━━ Exercise material

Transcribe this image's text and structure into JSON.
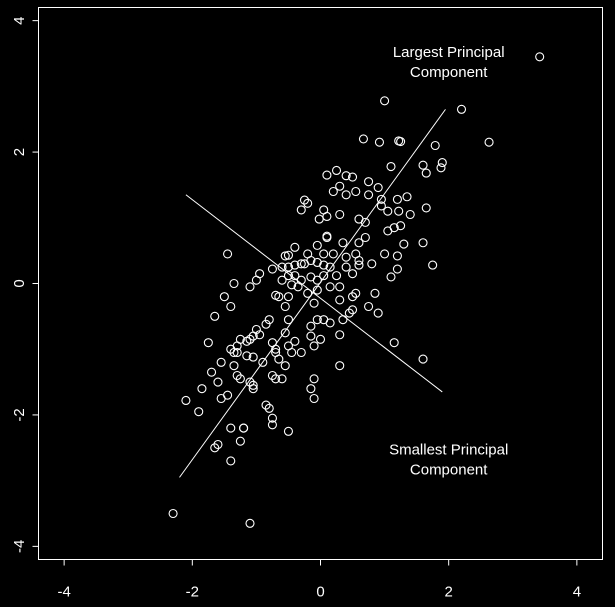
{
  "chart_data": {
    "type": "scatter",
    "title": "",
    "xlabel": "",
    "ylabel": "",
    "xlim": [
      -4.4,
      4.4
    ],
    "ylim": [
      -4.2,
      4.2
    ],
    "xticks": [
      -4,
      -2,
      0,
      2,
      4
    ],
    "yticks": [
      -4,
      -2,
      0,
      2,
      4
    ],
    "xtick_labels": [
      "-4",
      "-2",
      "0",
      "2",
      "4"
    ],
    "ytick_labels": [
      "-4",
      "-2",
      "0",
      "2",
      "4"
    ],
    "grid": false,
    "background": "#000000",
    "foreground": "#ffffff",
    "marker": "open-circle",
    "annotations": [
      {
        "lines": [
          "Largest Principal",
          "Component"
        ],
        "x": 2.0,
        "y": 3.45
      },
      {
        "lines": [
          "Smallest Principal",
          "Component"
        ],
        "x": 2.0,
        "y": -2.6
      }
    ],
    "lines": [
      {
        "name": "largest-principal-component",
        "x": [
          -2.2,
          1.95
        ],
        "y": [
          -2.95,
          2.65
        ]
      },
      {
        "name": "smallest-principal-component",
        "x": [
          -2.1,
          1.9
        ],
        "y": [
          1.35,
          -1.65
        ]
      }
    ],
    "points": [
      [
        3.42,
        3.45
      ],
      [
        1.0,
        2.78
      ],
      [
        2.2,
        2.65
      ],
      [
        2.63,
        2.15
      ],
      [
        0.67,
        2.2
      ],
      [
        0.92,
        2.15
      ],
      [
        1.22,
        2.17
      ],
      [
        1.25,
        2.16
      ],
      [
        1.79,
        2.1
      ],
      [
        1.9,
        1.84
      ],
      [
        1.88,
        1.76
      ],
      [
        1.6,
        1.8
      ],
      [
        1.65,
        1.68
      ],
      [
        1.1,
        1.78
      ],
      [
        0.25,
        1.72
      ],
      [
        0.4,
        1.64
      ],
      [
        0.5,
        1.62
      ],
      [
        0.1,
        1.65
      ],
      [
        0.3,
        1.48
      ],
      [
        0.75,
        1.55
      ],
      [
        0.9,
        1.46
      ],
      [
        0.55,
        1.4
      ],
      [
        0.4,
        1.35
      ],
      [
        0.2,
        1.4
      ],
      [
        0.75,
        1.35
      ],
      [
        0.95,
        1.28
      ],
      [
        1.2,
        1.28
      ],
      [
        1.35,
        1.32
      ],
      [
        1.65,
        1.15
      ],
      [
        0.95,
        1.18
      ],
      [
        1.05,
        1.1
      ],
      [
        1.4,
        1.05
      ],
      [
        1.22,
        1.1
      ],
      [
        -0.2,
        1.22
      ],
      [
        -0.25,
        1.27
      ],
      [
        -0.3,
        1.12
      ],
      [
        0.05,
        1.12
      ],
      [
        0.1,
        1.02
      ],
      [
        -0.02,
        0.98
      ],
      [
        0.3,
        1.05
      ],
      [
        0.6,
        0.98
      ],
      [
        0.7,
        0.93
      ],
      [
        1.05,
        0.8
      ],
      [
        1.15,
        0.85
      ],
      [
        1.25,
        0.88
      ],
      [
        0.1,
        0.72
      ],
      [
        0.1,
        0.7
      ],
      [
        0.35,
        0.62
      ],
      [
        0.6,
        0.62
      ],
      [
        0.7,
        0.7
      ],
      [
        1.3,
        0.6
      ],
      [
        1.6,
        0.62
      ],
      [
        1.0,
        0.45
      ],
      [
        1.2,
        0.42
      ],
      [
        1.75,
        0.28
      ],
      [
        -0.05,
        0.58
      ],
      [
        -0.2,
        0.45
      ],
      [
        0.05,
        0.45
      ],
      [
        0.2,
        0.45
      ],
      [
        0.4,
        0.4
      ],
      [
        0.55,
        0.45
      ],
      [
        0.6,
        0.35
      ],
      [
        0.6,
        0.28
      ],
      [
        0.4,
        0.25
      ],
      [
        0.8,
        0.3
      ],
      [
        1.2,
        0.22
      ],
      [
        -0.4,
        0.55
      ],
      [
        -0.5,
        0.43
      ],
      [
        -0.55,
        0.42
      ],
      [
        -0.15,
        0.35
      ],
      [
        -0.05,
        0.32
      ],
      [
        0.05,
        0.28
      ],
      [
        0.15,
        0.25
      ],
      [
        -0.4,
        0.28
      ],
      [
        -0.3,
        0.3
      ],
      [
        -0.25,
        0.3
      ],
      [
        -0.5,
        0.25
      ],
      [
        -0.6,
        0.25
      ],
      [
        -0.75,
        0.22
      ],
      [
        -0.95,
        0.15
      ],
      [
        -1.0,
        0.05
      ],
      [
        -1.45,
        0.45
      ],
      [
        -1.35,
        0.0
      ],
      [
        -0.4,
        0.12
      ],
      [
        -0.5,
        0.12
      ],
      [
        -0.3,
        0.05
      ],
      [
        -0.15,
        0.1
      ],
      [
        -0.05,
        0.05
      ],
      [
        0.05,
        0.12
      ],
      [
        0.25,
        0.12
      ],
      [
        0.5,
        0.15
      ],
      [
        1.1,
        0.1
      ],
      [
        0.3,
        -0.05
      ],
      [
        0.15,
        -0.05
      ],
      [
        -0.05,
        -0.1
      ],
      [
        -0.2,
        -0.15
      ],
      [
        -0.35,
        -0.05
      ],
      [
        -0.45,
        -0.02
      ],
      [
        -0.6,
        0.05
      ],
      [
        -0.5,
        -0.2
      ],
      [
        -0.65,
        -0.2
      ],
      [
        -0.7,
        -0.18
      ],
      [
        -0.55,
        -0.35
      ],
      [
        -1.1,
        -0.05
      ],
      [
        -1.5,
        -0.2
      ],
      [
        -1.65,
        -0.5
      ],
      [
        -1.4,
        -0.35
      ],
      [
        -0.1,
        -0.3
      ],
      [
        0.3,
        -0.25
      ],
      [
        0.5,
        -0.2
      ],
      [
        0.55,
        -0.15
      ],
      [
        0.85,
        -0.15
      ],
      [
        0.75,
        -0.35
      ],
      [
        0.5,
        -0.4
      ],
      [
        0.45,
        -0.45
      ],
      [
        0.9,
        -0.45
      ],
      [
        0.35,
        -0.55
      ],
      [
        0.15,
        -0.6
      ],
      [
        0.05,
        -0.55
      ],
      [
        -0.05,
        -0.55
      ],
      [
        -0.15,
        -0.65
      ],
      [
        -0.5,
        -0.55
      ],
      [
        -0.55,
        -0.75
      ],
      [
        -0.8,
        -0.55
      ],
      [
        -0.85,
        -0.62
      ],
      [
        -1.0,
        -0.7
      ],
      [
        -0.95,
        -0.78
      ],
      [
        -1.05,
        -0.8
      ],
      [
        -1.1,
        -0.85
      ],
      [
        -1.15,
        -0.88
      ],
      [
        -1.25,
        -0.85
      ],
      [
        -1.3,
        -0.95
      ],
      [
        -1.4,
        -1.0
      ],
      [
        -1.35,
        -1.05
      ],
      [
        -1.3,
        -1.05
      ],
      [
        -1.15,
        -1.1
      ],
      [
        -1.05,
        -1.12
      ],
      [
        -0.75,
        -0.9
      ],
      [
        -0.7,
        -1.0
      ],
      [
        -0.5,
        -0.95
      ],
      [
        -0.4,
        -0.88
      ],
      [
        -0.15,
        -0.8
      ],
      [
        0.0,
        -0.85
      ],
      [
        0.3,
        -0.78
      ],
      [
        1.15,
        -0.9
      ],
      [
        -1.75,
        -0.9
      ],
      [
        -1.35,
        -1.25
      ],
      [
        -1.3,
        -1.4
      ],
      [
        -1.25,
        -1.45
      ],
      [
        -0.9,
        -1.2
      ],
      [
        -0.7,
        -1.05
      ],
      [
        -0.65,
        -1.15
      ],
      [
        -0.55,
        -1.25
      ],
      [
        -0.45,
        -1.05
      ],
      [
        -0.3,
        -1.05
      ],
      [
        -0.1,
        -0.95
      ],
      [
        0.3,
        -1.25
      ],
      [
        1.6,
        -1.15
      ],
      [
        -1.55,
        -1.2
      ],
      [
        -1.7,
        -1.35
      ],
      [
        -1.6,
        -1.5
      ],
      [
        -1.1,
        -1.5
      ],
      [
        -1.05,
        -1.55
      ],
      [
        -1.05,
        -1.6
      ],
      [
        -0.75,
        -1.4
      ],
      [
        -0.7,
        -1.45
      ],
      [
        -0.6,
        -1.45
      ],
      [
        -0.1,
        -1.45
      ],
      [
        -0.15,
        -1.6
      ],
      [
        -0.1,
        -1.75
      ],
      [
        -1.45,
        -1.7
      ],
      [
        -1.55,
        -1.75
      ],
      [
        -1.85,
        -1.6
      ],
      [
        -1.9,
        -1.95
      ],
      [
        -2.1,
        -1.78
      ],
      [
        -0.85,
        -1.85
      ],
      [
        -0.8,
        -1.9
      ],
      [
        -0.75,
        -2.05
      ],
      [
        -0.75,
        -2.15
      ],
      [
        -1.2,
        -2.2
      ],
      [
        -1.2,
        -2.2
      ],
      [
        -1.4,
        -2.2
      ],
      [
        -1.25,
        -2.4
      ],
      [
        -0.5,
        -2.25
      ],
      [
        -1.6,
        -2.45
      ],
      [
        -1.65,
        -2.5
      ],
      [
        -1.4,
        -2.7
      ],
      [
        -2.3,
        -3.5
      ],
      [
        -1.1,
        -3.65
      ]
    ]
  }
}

━━━━

### Exercise requirements:
Scan the material for lines with the word "name", and copy each line you find.

### Answer to the task:
        "name": "largest-principal-component",
        "name": "smallest-principal-component",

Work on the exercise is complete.